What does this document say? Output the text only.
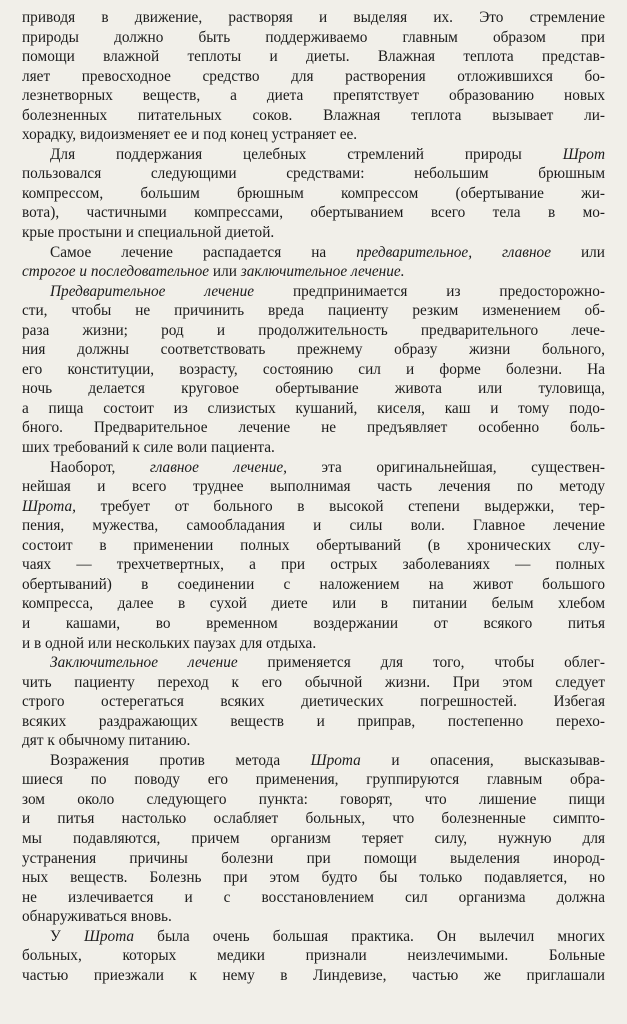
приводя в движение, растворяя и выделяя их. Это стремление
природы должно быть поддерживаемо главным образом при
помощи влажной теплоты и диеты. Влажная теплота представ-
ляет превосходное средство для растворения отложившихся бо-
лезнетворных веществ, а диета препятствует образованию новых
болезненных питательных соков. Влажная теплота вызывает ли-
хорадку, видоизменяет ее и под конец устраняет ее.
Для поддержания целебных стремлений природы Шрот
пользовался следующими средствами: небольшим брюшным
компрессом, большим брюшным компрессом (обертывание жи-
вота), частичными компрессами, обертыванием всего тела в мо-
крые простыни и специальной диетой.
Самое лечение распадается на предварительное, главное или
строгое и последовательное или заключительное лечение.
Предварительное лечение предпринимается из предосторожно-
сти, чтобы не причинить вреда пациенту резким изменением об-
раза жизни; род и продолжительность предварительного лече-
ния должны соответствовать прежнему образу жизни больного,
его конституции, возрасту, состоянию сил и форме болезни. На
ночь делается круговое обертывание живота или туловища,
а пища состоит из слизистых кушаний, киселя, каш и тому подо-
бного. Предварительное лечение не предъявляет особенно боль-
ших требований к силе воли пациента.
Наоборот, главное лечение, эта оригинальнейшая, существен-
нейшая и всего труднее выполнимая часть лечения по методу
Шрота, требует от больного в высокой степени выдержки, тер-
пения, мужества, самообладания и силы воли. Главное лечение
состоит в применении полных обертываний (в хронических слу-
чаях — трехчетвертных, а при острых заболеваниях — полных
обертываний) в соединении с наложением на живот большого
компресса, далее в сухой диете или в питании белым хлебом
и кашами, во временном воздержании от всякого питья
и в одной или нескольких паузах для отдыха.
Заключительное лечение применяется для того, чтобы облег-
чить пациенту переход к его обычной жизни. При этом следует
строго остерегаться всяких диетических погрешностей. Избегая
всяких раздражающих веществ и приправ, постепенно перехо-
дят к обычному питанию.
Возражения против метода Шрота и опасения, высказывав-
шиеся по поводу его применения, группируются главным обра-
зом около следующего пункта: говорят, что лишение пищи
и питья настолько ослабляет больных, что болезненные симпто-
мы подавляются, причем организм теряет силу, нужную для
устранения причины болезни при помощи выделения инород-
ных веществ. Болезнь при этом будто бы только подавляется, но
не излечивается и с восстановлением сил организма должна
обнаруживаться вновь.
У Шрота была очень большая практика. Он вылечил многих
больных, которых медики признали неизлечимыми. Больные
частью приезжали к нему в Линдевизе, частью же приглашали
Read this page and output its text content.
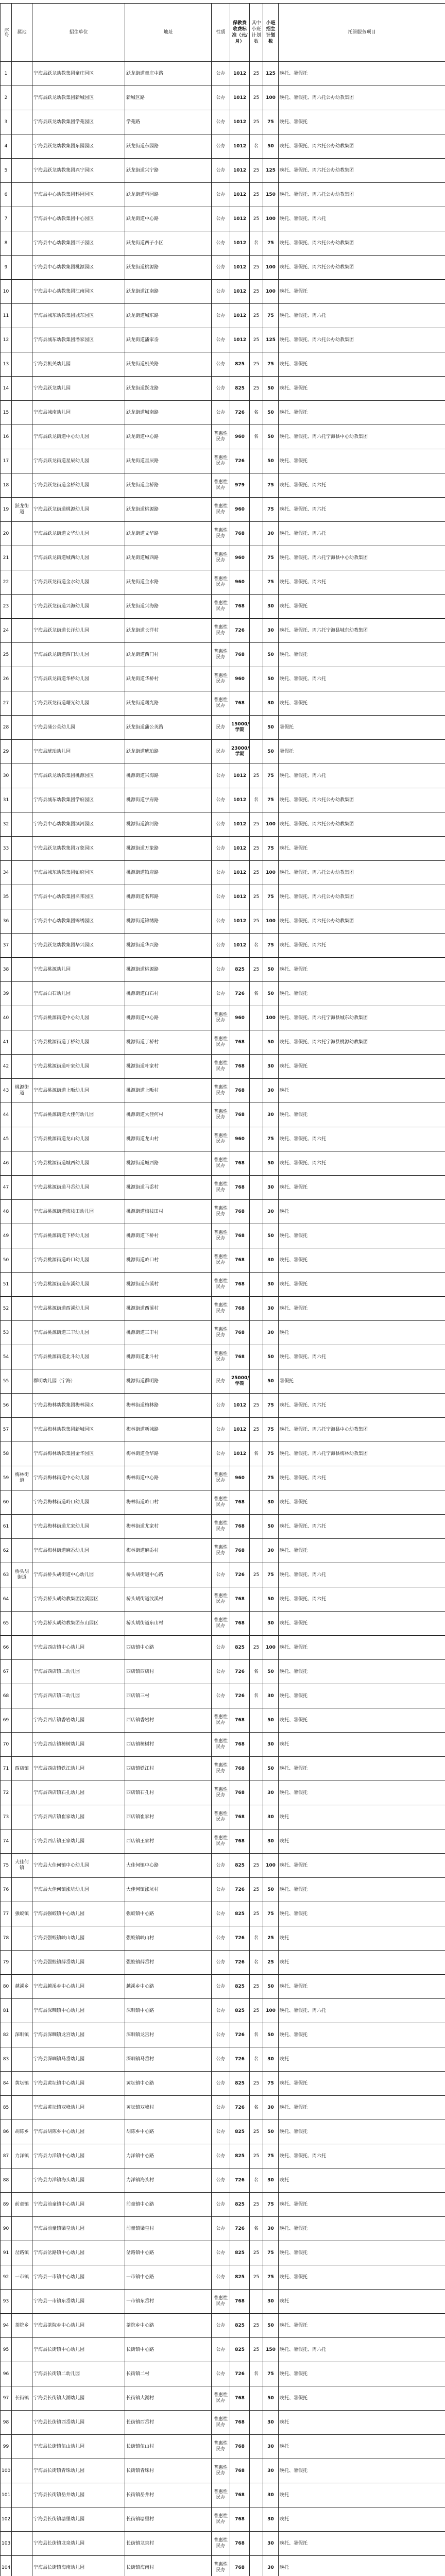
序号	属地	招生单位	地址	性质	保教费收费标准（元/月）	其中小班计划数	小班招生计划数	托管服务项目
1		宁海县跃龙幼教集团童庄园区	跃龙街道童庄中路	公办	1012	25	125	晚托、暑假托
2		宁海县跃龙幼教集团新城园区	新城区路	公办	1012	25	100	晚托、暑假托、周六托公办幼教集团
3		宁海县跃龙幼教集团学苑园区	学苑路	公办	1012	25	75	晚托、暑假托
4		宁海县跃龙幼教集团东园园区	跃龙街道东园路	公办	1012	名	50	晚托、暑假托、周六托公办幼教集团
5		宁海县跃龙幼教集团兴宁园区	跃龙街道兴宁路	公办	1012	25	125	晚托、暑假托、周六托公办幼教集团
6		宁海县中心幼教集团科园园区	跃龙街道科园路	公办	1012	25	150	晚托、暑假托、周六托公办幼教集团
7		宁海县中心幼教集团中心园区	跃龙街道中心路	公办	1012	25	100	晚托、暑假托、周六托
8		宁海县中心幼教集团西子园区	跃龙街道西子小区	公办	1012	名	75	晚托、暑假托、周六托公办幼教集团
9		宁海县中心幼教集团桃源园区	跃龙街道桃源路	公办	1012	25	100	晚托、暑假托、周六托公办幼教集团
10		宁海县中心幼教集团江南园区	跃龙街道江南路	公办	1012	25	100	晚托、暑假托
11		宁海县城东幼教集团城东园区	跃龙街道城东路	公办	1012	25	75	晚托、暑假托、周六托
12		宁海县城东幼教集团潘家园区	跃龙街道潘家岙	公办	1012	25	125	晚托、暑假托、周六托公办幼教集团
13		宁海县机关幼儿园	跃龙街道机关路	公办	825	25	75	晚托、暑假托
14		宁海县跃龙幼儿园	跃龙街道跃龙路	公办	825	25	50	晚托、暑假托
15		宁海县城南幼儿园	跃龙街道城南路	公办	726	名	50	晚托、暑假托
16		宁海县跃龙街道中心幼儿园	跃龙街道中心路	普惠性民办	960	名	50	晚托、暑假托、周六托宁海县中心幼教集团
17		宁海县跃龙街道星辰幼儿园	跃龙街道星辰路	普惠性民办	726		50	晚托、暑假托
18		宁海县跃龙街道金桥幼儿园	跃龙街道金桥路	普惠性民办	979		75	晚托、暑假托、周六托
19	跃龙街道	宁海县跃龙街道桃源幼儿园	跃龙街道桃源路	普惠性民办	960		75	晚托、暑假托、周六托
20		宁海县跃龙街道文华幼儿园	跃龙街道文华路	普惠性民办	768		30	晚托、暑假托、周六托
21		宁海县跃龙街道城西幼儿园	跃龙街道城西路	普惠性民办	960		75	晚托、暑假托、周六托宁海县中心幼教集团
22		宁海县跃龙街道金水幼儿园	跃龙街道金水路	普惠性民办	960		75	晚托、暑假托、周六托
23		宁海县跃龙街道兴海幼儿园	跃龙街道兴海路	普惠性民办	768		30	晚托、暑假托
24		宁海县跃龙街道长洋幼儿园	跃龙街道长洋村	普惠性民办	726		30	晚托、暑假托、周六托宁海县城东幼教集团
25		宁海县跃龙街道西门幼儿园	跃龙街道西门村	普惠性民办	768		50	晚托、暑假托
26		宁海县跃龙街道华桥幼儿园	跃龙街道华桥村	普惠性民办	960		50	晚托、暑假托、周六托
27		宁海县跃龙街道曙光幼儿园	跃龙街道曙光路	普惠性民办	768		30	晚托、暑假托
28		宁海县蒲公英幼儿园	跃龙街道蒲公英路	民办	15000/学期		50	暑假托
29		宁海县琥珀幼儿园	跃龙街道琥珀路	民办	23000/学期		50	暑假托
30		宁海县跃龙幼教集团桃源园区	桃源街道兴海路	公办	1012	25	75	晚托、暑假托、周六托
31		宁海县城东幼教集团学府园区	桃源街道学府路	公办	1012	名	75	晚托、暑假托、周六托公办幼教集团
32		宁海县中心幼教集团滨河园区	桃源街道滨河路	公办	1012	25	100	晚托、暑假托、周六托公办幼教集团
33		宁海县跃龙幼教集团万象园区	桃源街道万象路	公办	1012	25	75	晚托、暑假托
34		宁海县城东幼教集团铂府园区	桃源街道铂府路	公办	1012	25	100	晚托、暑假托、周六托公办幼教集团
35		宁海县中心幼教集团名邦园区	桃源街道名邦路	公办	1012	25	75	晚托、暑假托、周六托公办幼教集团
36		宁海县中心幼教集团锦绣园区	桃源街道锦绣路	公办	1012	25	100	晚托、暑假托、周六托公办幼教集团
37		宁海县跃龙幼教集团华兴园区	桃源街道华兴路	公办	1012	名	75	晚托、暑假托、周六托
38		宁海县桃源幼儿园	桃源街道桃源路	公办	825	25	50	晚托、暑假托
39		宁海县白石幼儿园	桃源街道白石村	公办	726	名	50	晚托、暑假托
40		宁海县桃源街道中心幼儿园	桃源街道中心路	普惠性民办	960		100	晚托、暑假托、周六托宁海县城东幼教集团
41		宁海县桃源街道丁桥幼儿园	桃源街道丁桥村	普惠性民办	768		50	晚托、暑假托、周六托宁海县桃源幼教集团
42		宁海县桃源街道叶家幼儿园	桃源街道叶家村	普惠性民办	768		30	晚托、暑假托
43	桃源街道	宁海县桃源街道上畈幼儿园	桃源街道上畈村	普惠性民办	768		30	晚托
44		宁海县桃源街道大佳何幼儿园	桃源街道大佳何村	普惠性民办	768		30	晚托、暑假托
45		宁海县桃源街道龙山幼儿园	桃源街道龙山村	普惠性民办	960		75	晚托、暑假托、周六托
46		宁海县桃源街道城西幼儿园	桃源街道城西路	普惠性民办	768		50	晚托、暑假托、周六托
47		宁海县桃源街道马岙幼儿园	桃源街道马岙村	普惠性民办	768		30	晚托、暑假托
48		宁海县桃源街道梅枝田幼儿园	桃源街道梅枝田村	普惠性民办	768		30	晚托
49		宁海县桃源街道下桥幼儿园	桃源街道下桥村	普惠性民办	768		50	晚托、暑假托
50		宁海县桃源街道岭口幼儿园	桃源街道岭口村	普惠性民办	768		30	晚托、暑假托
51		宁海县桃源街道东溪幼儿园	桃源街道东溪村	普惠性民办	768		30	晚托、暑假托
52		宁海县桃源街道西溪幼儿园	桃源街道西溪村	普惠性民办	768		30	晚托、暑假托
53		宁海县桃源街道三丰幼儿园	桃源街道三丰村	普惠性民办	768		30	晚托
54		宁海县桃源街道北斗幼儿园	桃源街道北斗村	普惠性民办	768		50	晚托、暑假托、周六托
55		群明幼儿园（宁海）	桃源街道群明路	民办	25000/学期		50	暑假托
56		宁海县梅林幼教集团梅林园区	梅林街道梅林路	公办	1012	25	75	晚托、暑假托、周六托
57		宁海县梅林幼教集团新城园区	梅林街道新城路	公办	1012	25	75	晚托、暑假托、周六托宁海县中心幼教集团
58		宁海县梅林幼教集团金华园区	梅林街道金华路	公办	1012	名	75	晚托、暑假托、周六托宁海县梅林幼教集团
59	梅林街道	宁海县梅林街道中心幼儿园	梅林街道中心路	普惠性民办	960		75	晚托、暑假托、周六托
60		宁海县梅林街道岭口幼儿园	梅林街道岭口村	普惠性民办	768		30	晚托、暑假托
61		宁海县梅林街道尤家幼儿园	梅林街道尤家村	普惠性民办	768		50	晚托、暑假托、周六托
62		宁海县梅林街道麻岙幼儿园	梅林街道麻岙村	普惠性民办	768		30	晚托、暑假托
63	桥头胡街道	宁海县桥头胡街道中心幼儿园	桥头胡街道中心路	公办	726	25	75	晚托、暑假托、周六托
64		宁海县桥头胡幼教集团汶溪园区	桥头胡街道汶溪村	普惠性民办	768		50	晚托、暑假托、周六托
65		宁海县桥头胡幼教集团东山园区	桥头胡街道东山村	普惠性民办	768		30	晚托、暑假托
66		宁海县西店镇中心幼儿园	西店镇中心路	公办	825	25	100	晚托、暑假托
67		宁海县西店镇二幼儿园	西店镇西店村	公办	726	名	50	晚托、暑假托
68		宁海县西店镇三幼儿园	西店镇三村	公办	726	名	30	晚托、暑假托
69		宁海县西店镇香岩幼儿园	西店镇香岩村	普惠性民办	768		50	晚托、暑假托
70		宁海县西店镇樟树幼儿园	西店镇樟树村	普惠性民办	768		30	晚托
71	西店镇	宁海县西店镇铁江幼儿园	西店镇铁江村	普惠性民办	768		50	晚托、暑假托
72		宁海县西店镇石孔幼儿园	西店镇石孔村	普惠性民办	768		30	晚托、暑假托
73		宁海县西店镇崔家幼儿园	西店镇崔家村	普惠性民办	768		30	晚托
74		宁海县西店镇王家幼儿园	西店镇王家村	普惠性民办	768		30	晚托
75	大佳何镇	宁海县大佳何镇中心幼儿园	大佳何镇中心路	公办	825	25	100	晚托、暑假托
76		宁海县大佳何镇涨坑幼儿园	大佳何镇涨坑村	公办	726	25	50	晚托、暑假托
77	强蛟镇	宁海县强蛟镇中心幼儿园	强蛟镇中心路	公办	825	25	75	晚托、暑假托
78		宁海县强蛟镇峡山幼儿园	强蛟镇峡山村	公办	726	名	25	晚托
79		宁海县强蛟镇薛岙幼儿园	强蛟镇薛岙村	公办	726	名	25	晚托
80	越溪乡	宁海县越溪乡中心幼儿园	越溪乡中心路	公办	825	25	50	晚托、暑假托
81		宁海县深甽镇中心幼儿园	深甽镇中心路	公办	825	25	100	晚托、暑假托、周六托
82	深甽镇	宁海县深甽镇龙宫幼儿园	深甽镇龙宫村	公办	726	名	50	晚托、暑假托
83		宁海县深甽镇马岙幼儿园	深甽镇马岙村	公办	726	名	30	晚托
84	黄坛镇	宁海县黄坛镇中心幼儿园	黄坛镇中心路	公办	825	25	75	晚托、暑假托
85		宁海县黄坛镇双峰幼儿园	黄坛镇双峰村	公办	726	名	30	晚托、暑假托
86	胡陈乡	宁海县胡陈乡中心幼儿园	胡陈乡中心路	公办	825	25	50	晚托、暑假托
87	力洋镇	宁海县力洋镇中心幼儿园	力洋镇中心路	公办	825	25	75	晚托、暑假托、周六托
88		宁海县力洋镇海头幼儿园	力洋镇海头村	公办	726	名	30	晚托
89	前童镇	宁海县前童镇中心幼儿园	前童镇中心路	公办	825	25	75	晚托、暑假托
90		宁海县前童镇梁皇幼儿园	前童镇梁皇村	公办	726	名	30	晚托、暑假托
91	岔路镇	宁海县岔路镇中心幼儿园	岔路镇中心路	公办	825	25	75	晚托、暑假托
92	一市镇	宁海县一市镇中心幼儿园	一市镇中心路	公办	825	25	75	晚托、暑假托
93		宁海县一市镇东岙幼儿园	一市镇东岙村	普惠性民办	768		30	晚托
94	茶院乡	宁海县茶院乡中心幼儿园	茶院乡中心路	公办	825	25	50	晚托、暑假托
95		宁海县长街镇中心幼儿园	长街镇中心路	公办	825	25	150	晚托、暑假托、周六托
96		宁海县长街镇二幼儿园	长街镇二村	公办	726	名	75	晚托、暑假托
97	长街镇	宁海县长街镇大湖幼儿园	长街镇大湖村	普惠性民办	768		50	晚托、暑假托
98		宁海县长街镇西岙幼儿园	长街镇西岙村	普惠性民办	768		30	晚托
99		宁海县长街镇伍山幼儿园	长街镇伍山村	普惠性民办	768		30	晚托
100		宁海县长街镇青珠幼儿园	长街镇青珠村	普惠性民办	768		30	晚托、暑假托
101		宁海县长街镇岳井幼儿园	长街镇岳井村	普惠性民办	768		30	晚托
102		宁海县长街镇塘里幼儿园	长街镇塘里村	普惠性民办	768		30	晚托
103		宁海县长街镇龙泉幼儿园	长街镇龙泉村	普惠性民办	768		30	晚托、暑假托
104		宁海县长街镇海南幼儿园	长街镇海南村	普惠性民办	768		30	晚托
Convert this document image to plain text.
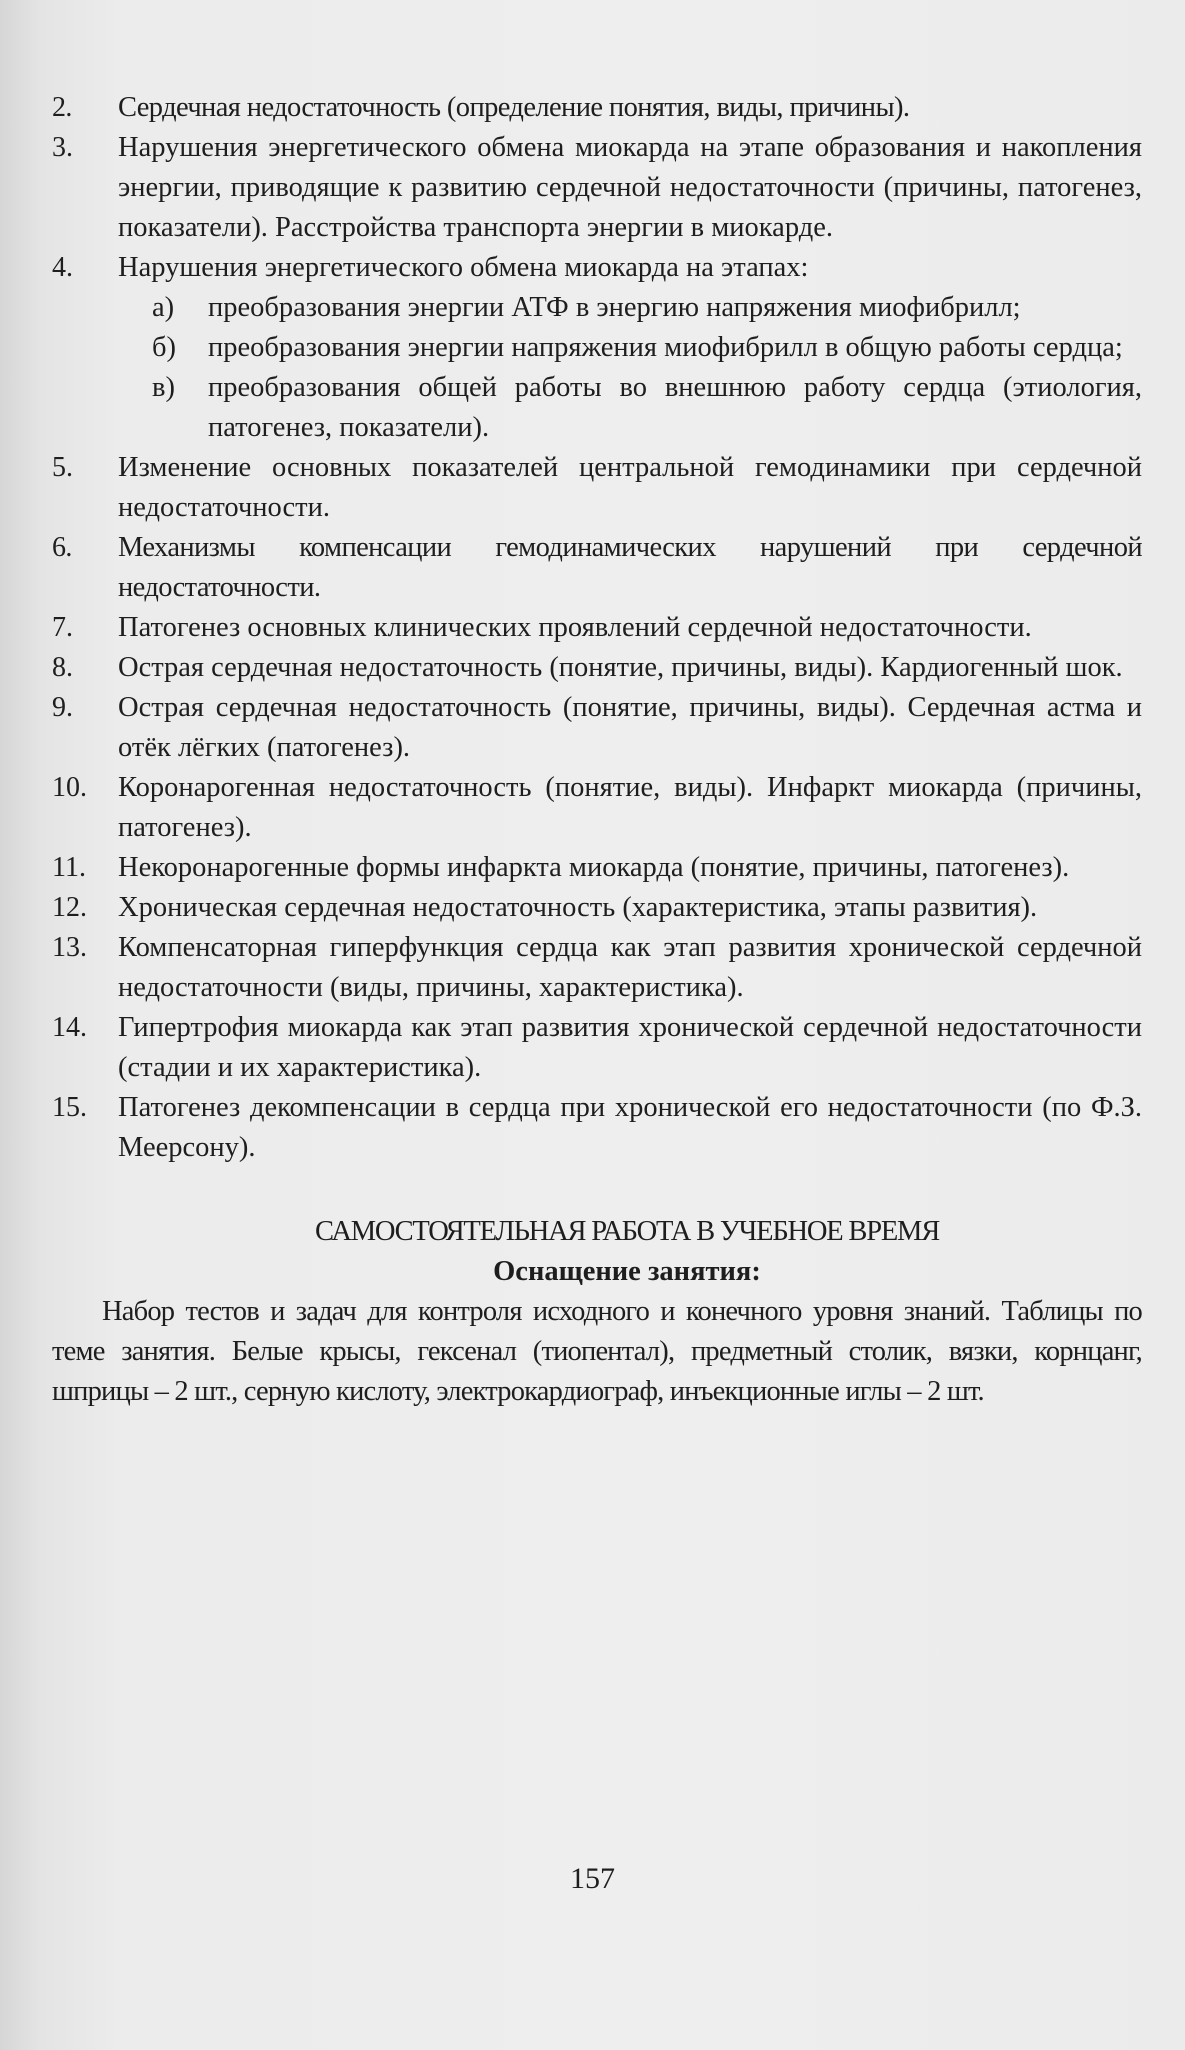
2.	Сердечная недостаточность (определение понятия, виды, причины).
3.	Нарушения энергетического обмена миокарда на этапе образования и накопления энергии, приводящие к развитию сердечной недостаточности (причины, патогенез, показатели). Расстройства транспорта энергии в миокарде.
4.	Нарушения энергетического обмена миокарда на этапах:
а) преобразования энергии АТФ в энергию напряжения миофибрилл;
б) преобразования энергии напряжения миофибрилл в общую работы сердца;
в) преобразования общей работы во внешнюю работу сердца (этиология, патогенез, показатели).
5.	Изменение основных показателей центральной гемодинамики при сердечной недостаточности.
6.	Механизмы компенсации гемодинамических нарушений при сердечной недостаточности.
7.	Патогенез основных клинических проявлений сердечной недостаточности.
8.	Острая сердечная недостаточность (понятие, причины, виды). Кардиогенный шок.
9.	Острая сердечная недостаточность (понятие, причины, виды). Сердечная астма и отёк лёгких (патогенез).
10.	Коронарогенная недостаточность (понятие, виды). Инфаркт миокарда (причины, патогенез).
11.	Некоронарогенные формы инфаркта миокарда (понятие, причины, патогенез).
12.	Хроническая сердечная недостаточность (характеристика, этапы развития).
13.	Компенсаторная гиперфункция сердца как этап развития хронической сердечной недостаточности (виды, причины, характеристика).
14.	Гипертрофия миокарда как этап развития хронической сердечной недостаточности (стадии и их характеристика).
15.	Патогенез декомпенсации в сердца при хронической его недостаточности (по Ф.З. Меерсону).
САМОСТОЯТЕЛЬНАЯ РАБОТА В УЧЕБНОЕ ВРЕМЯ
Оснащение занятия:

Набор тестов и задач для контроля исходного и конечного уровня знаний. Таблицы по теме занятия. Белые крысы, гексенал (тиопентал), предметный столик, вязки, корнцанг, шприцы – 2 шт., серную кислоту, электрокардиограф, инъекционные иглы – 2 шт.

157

THE REQUEST
Extract each line holding the word "питья" from the records.

CORRECT ANSWER
и кашами, во временном воздержании от всякого питья
и питья настолько ослабляет больных, что болезненные симпто-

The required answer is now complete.